>>

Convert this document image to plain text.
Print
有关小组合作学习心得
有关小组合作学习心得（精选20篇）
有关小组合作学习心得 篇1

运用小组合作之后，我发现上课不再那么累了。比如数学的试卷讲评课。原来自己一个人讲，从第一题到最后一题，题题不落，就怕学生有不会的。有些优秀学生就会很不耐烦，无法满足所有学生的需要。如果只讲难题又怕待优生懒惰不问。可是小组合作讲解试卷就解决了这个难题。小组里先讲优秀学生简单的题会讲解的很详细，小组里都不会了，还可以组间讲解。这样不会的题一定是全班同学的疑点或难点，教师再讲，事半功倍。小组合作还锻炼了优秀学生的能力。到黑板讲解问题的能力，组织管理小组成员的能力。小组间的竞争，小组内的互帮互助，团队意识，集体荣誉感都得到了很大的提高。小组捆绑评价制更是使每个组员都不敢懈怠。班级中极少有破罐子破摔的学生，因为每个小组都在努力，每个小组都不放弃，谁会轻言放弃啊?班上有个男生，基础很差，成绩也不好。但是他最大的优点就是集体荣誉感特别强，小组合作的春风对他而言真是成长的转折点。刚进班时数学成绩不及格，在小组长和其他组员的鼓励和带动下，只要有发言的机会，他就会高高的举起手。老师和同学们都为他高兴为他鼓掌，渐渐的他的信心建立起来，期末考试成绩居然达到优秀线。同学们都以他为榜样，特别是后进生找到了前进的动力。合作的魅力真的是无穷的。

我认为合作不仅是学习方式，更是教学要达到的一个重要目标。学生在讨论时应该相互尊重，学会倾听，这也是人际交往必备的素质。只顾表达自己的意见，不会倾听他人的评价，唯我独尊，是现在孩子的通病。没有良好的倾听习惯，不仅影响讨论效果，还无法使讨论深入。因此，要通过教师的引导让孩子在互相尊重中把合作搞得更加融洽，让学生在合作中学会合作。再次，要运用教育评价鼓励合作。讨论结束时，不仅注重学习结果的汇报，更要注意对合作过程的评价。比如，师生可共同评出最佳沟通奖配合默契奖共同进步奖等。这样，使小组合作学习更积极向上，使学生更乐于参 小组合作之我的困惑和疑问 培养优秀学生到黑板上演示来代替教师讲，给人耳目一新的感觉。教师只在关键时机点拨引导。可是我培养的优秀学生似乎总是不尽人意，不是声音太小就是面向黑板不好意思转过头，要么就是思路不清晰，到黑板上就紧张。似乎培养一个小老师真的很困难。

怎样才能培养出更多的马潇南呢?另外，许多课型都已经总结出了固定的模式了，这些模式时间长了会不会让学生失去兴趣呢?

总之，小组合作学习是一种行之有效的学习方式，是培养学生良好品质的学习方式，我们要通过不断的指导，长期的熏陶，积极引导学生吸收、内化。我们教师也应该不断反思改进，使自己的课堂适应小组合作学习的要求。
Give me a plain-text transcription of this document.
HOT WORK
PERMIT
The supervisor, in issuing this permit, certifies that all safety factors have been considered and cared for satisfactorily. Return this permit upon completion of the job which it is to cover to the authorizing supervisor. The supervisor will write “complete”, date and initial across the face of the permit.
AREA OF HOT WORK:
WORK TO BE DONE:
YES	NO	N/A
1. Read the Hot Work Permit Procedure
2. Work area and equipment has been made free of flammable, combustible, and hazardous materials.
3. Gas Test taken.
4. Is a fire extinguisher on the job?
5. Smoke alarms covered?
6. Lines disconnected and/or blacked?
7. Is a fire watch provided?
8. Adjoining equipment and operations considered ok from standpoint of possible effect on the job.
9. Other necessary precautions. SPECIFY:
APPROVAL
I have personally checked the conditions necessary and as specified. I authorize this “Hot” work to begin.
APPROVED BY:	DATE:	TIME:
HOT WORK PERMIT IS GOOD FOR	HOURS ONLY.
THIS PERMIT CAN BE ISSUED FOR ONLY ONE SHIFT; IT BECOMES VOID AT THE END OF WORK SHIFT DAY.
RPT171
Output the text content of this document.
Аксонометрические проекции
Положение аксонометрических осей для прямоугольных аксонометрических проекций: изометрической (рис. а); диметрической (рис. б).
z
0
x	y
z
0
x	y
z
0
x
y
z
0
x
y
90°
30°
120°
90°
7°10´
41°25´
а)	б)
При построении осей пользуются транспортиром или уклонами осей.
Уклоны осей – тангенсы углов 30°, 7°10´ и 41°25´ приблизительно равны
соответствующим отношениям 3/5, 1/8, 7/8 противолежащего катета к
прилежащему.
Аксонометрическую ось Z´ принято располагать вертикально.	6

<<

> **Exercise instructions**
Write out all records exactly, keeping every detail.

> **Complete output**
Convert this document image to plain text.
Print
有关小组合作学习心得
有关小组合作学习心得（精选20篇）
有关小组合作学习心得 篇1

运用小组合作之后，我发现上课不再那么累了。比如数学的试卷讲评课。原来自己一个人讲，从第一题到最后一题，题题不落，就怕学生有不会的。有些优秀学生就会很不耐烦，无法满足所有学生的需要。如果只讲难题又怕待优生懒惰不问。可是小组合作讲解试卷就解决了这个难题。小组里先讲优秀学生简单的题会讲解的很详细，小组里都不会了，还可以组间讲解。这样不会的题一定是全班同学的疑点或难点，教师再讲，事半功倍。小组合作还锻炼了优秀学生的能力。到黑板讲解问题的能力，组织管理小组成员的能力。小组间的竞争，小组内的互帮互助，团队意识，集体荣誉感都得到了很大的提高。小组捆绑评价制更是使每个组员都不敢懈怠。班级中极少有破罐子破摔的学生，因为每个小组都在努力，每个小组都不放弃，谁会轻言放弃啊?班上有个男生，基础很差，成绩也不好。但是他最大的优点就是集体荣誉感特别强，小组合作的春风对他而言真是成长的转折点。刚进班时数学成绩不及格，在小组长和其他组员的鼓励和带动下，只要有发言的机会，他就会高高的举起手。老师和同学们都为他高兴为他鼓掌，渐渐的他的信心建立起来，期末考试成绩居然达到优秀线。同学们都以他为榜样，特别是后进生找到了前进的动力。合作的魅力真的是无穷的。

我认为合作不仅是学习方式，更是教学要达到的一个重要目标。学生在讨论时应该相互尊重，学会倾听，这也是人际交往必备的素质。只顾表达自己的意见，不会倾听他人的评价，唯我独尊，是现在孩子的通病。没有良好的倾听习惯，不仅影响讨论效果，还无法使讨论深入。因此，要通过教师的引导让孩子在互相尊重中把合作搞得更加融洽，让学生在合作中学会合作。再次，要运用教育评价鼓励合作。讨论结束时，不仅注重学习结果的汇报，更要注意对合作过程的评价。比如，师生可共同评出最佳沟通奖配合默契奖共同进步奖等。这样，使小组合作学习更积极向上，使学生更乐于参 小组合作之我的困惑和疑问 培养优秀学生到黑板上演示来代替教师讲，给人耳目一新的感觉。教师只在关键时机点拨引导。可是我培养的优秀学生似乎总是不尽人意，不是声音太小就是面向黑板不好意思转过头，要么就是思路不清晰，到黑板上就紧张。似乎培养一个小老师真的很困难。

怎样才能培养出更多的马潇南呢?另外，许多课型都已经总结出了固定的模式了，这些模式时间长了会不会让学生失去兴趣呢?

总之，小组合作学习是一种行之有效的学习方式，是培养学生良好品质的学习方式，我们要通过不断的指导，长期的熏陶，积极引导学生吸收、内化。我们教师也应该不断反思改进，使自己的课堂适应小组合作学习的要求。
Give me a plain-text transcription of this document.
HOT WORK
PERMIT
The supervisor, in issuing this permit, certifies that all safety factors have been considered and cared for satisfactorily. Return this permit upon completion of the job which it is to cover to the authorizing supervisor. The supervisor will write “complete”, date and initial across the face of the permit.
AREA OF HOT WORK:
WORK TO BE DONE:
YES	NO	N/A
1. Read the Hot Work Permit Procedure
2. Work area and equipment has been made free of flammable, combustible, and hazardous materials.
3. Gas Test taken.
4. Is a fire extinguisher on the job?
5. Smoke alarms covered?
6. Lines disconnected and/or blacked?
7. Is a fire watch provided?
8. Adjoining equipment and operations considered ok from standpoint of possible effect on the job.
9. Other necessary precautions. SPECIFY:
APPROVAL
I have personally checked the conditions necessary and as specified. I authorize this “Hot” work to begin.
APPROVED BY:	DATE:	TIME:
HOT WORK PERMIT IS GOOD FOR	HOURS ONLY.
THIS PERMIT CAN BE ISSUED FOR ONLY ONE SHIFT; IT BECOMES VOID AT THE END OF WORK SHIFT DAY.
RPT171
Output the text content of this document.
Аксонометрические проекции
Положение аксонометрических осей для прямоугольных аксонометрических проекций: изометрической (рис. а); диметрической (рис. б).
z
0
x	y
z
0
x	y
z
0
x
y
z
0
x
y
90°
30°
120°
90°
7°10´
41°25´
а)	б)
При построении осей пользуются транспортиром или уклонами осей.
Уклоны осей – тангенсы углов 30°, 7°10´ и 41°25´ приблизительно равны
соответствующим отношениям 3/5, 1/8, 7/8 противолежащего катета к
прилежащему.
Аксонометрическую ось Z´ принято располагать вертикально.	6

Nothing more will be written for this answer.